(Dataset records)
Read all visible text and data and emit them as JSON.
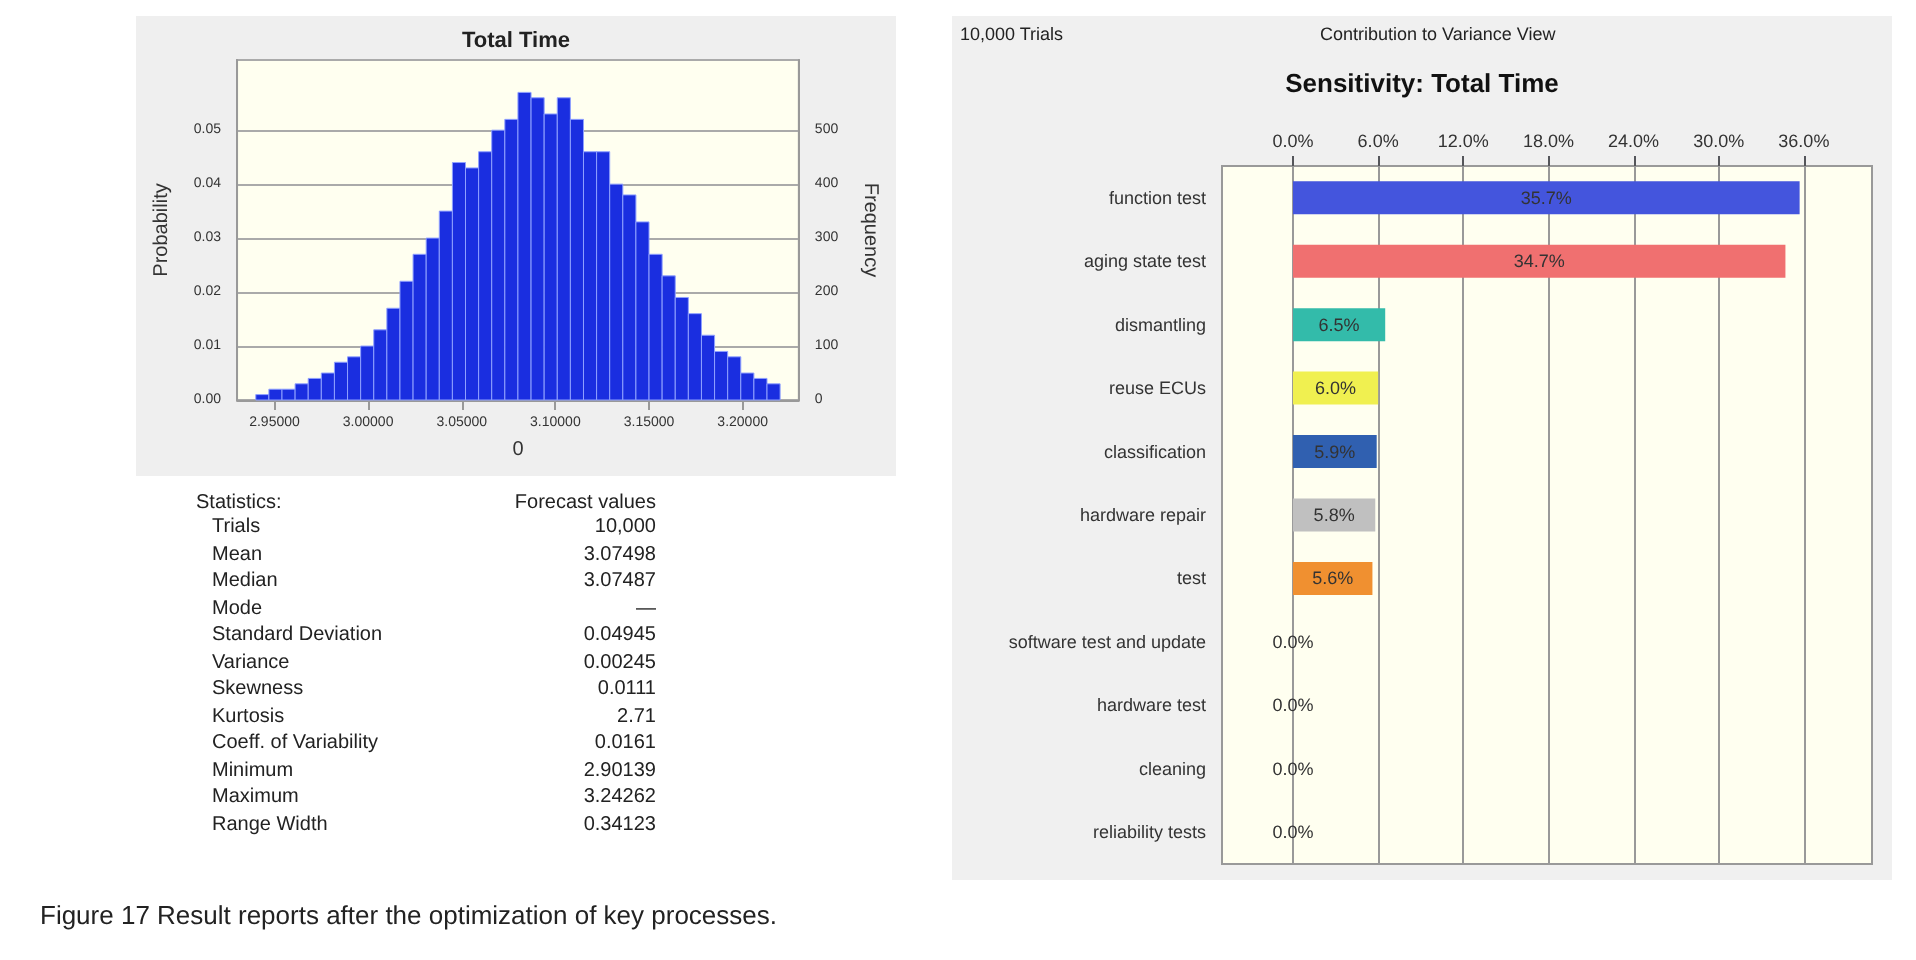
{
  "chart_data": [
    {
      "type": "histogram",
      "title": "Total Time",
      "xlabel": "0",
      "ylabel": "Probability",
      "y2label": "Frequency",
      "color": "#1a2ee0",
      "bins": [
        2.94,
        2.947,
        2.954,
        2.961,
        2.968,
        2.975,
        2.982,
        2.989,
        2.996,
        3.003,
        3.01,
        3.017,
        3.024,
        3.031,
        3.038,
        3.045,
        3.052,
        3.059,
        3.066,
        3.073,
        3.08,
        3.087,
        3.094,
        3.101,
        3.108,
        3.115,
        3.122,
        3.129,
        3.136,
        3.143,
        3.15,
        3.157,
        3.164,
        3.171,
        3.178,
        3.185,
        3.192,
        3.199,
        3.206,
        3.213,
        3.22
      ],
      "values": [
        0.001,
        0.002,
        0.002,
        0.003,
        0.004,
        0.005,
        0.007,
        0.008,
        0.01,
        0.013,
        0.017,
        0.022,
        0.027,
        0.03,
        0.035,
        0.044,
        0.043,
        0.046,
        0.05,
        0.052,
        0.057,
        0.056,
        0.053,
        0.056,
        0.052,
        0.046,
        0.046,
        0.04,
        0.038,
        0.033,
        0.027,
        0.023,
        0.019,
        0.016,
        0.012,
        0.009,
        0.008,
        0.005,
        0.004,
        0.003
      ],
      "xlim": [
        2.93,
        3.23
      ],
      "xticks": [
        {
          "value": 2.95,
          "label": "2.95000"
        },
        {
          "value": 3,
          "label": "3.00000"
        },
        {
          "value": 3.05,
          "label": "3.05000"
        },
        {
          "value": 3.1,
          "label": "3.10000"
        },
        {
          "value": 3.15,
          "label": "3.15000"
        },
        {
          "value": 3.2,
          "label": "3.20000"
        }
      ],
      "ylim": [
        0,
        0.063
      ],
      "yticks": [
        {
          "value": 0,
          "label": "0.00"
        },
        0.01,
        0.02,
        0.03,
        0.04,
        0.05
      ],
      "y2lim": [
        0,
        630
      ],
      "y2ticks": [
        0,
        100,
        200,
        300,
        400,
        500
      ],
      "grid": "y",
      "annotations": [
        "Figure 17 Result reports after the optimization of key processes."
      ]
    },
    {
      "type": "other",
      "annotations": [
        "Statistics:",
        "Forecast values"
      ],
      "categories": [
        "Trials",
        "Mean",
        "Median",
        "Mode",
        "Standard Deviation",
        "Variance",
        "Skewness",
        "Kurtosis",
        "Coeff. of Variability",
        "Minimum",
        "Maximum",
        "Range Width"
      ],
      "value_labels": [
        "10,000",
        "3.07498",
        "3.07487",
        "—",
        "0.04945",
        "0.00245",
        "0.0111",
        "2.71",
        "0.0161",
        "2.90139",
        "3.24262",
        "0.34123"
      ]
    },
    {
      "type": "bar",
      "orientation": "horizontal",
      "title": "Sensitivity: Total Time",
      "annotations": [
        "10,000 Trials",
        "Contribution to Variance View"
      ],
      "categories": [
        "function test",
        "aging state test",
        "dismantling",
        "reuse ECUs",
        "classification",
        "hardware repair",
        "test",
        "software test and update",
        "hardware test",
        "cleaning",
        "reliability tests"
      ],
      "values": [
        35.7,
        34.7,
        6.5,
        6.0,
        5.9,
        5.8,
        5.6,
        0,
        0,
        0,
        0
      ],
      "colors": [
        "#4455dd",
        "#f07070",
        "#33bbaa",
        "#f0f050",
        "#3060b0",
        "#c0c0c0",
        "#f09030",
        "#888888",
        "#888888",
        "#888888",
        "#888888"
      ],
      "value_labels": [
        "35.7%",
        "34.7%",
        "6.5%",
        "6.0%",
        "5.9%",
        "5.8%",
        "5.6%",
        "0.0%",
        "0.0%",
        "0.0%",
        "0.0%"
      ],
      "xlim": [
        -5,
        40.8
      ],
      "xticks": [
        {
          "value": 0,
          "label": "0.0%"
        },
        {
          "value": 6,
          "label": "6.0%"
        },
        {
          "value": 12,
          "label": "12.0%"
        },
        {
          "value": 18,
          "label": "18.0%"
        },
        {
          "value": 24,
          "label": "24.0%"
        },
        {
          "value": 30,
          "label": "30.0%"
        },
        {
          "value": 36,
          "label": "36.0%"
        }
      ],
      "grid": "x"
    }
  ]
}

**What is being asked:**
Find the string "Variance" in the listing and return every line that holds it.

**Solution to this exercise:**
        "Variance",
        "Contribution to Variance View"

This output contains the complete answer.